Jean-Marie Le Pen "somme" sa fille de le réintégrer au FN

Jean-Marie Le Pen "somme" sa fille de le réintégrer au FN
Jean-Marie Le Pen, le 1er mai 2016, à Paris

publié le vendredi 20 mai 2016 à 20h10

Le "menhir" n'a pas dit son dernier mot. Président d'honneur exclu du FN, Jean-Marie Le Pen a sommé une nouvelle fois sa fille Marine Le Pen de lui donner accès aux instances et au siège du parti dont il s'estime toujours membre de droit.

"Depuis mai dernier, il y a un an je n'ai jamais été convoqué aux réunions du Bureau Exécutif, du Bureau Politique et des Commissions dont je suis membre de droit. Par esprit de conciliation, je n'ai pas souhaité user de mes droits. Cette situation, qui a trop duré, doit changer", écrit le cofondateur du Front national dans une lettre recommandée en date du 17 mai, et dont l'AFP a eu copie. Il rappelle dans ce texte les statuts du parti, dont il se prévaut auprès de sa fille.

DES LETTRES? J-M LE PEN EN "ENVOIE TOUS LES MOIS"

"Je vous somme donc expressément de me convoquer à tous les bureaux et commissions dont je fais partie et ceci, dans le plus proche délai. En outre, je vous somme de me permettre l'accès à mon bureau et donc, à l'entrée du Siège du Front national", écrit-il en s'adressant à "Madame la Présidente", Marine Le Pen. "Sinon, je me verrai contraint de faire respecter en justice la décision statutaire du Congrès", poursuit l'eurodéputé, qui a créé le FN en 1972. Le Front national n'a pas souhaité indiquer si la lettre avait été bien reçue au siège du parti à Nanterre. M. Le Pen "en envoie régulièrement tous les mois", a indiqué un cadre du parti.

● ● ●

» SÉRIE D'EXERCICES:
[A] Répondez à ces questions sur l'article consacré à Jean-Marie Le Pen :
(i) De quel jour date la lettre recommandée ?
(ii) En quelle année Jean-Marie Le Pen a-t-il créé le FN ?
(iii) Dans quelle ville se trouve le siège du parti ?
[B] Continuez l'article sur la lettre de Jean-Marie Le Pen à sa fille, à partir de sa dernière phrase.
Vous n'avez pas besoin des enregistrements pour ce travail.

● ● ●

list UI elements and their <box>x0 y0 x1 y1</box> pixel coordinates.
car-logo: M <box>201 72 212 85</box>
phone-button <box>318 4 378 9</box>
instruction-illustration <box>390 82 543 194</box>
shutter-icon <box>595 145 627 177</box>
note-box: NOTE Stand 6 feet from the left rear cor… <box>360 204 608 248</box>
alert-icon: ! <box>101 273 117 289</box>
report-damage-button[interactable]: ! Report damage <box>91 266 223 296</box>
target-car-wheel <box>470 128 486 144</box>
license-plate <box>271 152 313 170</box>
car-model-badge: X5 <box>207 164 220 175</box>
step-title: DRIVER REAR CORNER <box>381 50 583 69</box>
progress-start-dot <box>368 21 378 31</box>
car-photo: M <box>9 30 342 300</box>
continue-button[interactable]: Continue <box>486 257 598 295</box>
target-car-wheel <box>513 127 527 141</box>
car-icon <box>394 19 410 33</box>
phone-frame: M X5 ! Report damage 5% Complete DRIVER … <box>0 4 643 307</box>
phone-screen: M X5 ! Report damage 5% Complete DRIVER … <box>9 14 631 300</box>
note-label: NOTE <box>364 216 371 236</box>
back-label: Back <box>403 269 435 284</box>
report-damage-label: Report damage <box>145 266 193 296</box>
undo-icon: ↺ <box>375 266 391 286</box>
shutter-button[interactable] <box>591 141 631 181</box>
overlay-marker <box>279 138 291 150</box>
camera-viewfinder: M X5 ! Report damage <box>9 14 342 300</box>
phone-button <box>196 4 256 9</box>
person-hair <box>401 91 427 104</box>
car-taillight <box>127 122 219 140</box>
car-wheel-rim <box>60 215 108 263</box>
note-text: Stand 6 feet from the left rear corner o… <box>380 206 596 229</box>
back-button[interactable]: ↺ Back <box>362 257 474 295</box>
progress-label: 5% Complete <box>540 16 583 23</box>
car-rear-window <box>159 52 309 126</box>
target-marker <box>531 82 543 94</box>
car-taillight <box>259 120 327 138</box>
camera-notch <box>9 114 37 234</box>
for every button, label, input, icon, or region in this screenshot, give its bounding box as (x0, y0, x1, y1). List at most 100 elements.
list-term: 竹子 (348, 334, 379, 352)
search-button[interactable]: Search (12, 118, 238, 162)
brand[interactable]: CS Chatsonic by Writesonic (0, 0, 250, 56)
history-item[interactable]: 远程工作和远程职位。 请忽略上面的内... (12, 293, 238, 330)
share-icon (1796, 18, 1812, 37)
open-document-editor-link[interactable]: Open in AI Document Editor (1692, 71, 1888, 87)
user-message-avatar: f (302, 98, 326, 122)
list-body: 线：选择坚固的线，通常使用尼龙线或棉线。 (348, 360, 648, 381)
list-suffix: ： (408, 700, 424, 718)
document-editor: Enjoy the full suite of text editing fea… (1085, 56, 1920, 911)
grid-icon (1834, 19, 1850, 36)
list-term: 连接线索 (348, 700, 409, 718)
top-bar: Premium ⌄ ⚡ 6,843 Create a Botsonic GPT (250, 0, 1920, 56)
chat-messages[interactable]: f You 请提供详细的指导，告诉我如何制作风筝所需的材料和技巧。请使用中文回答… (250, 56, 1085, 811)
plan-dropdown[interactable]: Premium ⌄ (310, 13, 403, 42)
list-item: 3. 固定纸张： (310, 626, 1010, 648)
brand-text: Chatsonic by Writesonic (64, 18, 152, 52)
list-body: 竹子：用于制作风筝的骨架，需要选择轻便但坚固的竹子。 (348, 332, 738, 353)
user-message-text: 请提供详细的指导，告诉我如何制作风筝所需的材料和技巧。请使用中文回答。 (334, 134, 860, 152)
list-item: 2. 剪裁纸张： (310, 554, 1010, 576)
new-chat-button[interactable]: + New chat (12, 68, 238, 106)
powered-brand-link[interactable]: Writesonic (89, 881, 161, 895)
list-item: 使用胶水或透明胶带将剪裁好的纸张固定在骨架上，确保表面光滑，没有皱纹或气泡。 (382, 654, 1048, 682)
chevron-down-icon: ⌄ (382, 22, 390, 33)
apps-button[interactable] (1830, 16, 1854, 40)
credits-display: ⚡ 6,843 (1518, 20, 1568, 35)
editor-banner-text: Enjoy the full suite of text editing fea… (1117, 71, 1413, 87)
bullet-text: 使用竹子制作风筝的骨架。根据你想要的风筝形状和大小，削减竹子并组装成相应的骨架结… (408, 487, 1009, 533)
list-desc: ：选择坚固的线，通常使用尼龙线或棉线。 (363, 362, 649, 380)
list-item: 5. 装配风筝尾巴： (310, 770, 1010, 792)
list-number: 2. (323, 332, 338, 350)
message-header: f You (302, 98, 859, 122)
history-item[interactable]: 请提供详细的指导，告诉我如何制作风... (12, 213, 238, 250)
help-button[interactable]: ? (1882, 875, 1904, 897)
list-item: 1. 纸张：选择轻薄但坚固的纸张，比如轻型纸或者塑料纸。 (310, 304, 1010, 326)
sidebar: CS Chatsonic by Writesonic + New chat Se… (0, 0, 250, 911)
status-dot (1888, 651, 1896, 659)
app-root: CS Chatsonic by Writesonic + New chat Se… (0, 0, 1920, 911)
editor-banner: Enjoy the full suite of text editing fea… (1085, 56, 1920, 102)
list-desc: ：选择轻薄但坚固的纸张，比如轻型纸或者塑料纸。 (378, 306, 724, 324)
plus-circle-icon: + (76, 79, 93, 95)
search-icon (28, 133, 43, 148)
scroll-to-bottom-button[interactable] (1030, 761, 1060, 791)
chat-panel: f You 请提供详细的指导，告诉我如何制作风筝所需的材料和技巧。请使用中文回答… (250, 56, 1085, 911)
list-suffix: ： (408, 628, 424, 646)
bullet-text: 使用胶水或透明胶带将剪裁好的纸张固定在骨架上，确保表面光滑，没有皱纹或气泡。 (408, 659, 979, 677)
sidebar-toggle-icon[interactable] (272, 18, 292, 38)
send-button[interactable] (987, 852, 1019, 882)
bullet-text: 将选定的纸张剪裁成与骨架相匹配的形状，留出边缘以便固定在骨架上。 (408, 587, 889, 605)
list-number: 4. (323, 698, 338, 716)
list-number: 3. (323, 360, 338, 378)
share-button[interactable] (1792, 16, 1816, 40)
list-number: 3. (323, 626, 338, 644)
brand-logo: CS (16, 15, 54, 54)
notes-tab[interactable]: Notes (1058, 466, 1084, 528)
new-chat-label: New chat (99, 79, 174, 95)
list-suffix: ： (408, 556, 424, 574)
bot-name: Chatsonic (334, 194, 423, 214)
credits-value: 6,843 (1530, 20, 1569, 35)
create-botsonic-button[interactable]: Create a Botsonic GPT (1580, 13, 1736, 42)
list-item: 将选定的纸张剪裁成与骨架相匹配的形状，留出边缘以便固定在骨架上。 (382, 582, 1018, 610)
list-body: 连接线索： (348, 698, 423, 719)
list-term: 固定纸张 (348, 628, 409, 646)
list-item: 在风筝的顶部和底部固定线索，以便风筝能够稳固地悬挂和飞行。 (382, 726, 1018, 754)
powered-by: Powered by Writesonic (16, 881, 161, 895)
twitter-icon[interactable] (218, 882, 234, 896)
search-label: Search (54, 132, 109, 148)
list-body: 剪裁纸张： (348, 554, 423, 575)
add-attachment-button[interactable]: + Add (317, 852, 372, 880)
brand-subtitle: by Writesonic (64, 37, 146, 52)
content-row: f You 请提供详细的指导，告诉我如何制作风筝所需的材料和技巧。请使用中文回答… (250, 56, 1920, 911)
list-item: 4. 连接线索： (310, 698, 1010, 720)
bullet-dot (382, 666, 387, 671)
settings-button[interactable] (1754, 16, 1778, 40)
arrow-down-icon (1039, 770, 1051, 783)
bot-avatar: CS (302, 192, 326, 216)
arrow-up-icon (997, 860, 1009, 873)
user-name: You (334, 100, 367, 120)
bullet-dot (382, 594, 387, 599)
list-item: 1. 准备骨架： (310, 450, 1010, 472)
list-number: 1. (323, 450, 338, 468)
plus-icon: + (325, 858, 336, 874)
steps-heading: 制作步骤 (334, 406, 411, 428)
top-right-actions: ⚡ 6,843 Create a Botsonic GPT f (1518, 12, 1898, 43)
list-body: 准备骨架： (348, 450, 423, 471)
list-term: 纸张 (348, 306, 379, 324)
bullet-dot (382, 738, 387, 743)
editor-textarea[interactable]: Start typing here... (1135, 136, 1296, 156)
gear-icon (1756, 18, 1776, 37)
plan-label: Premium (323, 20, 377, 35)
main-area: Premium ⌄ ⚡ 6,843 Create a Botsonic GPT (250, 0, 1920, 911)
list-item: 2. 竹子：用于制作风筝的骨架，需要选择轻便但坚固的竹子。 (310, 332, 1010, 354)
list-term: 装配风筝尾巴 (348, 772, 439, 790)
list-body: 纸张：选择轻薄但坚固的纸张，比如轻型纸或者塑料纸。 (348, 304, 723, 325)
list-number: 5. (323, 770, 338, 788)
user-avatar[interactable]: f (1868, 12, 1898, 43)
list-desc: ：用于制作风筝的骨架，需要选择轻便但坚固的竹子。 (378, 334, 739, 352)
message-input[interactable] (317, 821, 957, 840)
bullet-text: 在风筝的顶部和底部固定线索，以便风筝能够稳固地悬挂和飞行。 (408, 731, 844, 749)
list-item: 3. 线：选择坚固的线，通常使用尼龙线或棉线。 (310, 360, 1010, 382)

● ● ●

» RÉPONSES:
[A]
(i) Du 17 mai.
(ii) En 1972.
(iii) À Nanterre.

[B]
La justice examinera le 5 octobre la procédure intentée par M. Le Pen contre son exclusion en août 2015 du parti dirigé par sa fille. Selon l'assignation, consultée par l'AFP, le président d'honneur exclu du FN demande à la justice d'annuler cette exclusion, d'ordonner sa "réintégration parmi les membres" du parti et de lui permettre de siéger à nouveau au sein de ses instances. Dénonçant "un grand nombre de voies de fait", Jean-Marie Le Pen réclame en outre au Front national 2 millions d'euros en réparation d'un "très grave préjudice".